> [Written instruction]:
Among the entries below, find the lines with "آگهی" and copy them.

____ Data for processing

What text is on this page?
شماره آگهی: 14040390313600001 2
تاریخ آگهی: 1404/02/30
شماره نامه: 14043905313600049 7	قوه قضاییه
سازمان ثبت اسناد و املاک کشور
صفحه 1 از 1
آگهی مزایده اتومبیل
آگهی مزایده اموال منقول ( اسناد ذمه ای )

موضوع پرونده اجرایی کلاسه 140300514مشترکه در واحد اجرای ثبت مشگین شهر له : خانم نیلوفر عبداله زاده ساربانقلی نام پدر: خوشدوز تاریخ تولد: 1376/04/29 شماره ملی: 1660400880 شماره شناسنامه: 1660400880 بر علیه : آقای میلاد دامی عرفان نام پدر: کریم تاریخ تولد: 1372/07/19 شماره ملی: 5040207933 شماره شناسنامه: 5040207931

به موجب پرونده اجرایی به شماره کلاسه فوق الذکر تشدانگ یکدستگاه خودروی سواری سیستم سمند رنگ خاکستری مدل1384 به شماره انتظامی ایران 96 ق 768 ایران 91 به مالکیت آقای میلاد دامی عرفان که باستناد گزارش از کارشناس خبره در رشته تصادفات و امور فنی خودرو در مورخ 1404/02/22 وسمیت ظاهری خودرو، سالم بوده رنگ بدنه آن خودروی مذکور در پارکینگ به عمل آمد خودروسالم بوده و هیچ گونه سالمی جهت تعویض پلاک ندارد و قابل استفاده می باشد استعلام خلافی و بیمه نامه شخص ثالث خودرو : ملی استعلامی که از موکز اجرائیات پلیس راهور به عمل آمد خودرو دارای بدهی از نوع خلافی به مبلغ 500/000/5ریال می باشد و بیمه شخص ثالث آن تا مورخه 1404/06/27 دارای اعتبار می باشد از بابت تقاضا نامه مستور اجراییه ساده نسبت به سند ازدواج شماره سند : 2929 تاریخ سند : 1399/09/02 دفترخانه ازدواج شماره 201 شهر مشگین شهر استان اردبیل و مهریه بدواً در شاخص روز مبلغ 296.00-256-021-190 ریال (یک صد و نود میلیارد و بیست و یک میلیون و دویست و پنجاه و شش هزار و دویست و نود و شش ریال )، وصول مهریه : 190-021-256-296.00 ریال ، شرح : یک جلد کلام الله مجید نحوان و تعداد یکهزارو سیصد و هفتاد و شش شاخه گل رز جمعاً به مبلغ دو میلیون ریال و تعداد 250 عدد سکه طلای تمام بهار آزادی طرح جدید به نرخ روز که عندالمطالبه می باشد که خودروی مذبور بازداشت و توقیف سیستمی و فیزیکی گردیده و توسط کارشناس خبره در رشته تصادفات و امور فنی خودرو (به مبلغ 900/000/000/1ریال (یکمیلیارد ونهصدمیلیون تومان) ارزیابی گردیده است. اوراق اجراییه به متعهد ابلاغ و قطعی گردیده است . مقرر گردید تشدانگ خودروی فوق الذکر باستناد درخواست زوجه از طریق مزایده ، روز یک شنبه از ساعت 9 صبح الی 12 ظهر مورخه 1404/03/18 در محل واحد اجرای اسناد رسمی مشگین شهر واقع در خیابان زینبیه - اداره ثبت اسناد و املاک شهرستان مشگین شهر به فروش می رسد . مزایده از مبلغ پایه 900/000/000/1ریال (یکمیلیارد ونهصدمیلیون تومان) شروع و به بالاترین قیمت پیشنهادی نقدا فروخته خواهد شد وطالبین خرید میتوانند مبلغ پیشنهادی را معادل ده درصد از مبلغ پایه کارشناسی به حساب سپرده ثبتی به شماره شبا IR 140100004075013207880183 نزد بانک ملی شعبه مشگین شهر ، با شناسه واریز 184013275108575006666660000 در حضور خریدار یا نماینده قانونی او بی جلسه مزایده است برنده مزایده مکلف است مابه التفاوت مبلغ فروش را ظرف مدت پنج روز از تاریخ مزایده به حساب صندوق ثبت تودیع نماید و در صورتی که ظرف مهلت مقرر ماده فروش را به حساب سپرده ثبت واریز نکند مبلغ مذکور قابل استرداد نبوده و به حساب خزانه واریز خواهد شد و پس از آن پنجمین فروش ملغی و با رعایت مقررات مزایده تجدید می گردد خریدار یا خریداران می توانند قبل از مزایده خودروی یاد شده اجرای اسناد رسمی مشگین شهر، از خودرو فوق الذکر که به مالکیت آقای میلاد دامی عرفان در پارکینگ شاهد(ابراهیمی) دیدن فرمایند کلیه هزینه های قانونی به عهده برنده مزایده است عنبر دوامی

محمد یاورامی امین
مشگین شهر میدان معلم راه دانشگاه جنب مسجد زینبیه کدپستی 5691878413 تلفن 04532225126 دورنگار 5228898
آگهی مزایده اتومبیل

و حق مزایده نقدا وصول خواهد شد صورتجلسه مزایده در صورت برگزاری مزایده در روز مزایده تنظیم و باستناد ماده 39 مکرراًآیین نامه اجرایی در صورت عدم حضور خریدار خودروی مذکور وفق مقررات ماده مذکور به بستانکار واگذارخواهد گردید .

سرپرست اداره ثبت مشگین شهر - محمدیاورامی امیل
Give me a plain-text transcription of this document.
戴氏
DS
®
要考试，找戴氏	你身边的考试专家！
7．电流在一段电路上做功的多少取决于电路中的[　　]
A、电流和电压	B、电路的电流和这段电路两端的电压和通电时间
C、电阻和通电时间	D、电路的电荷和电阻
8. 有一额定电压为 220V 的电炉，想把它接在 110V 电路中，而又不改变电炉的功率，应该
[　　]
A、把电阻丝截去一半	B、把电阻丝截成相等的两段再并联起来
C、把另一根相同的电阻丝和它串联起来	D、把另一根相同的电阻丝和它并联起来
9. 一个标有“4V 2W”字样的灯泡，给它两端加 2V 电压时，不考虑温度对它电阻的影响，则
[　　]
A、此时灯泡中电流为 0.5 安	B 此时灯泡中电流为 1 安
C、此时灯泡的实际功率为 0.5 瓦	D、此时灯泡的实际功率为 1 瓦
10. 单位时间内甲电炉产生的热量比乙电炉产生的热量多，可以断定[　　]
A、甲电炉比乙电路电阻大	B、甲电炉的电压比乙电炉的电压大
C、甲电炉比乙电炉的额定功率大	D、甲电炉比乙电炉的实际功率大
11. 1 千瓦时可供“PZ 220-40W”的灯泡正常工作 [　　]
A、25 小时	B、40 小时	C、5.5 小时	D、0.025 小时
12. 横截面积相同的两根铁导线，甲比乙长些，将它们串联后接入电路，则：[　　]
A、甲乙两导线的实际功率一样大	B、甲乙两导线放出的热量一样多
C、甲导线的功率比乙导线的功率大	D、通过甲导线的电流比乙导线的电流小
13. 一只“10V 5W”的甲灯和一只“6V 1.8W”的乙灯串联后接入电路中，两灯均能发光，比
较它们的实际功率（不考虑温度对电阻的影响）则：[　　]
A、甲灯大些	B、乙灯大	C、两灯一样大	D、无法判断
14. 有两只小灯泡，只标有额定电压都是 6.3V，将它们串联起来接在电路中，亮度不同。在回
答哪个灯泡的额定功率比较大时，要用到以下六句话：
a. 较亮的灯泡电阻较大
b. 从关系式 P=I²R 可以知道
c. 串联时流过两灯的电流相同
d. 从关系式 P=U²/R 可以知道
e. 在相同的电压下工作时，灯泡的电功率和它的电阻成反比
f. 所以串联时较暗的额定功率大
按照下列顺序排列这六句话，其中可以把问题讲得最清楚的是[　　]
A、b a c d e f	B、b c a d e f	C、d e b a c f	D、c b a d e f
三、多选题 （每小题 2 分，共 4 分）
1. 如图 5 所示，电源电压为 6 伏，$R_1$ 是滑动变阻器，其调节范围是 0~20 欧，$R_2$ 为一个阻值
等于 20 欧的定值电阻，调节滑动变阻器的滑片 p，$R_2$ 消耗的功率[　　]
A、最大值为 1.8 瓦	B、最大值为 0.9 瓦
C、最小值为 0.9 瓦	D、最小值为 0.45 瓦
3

________

> [Task solution]:
شماره آگهی: 14040390313600001 2
تاریخ آگهی: 1404/02/30
آگهی مزایده اتومبیل
آگهی مزایده اموال منقول ( اسناد ذمه ای )
آگهی مزایده اتومبیل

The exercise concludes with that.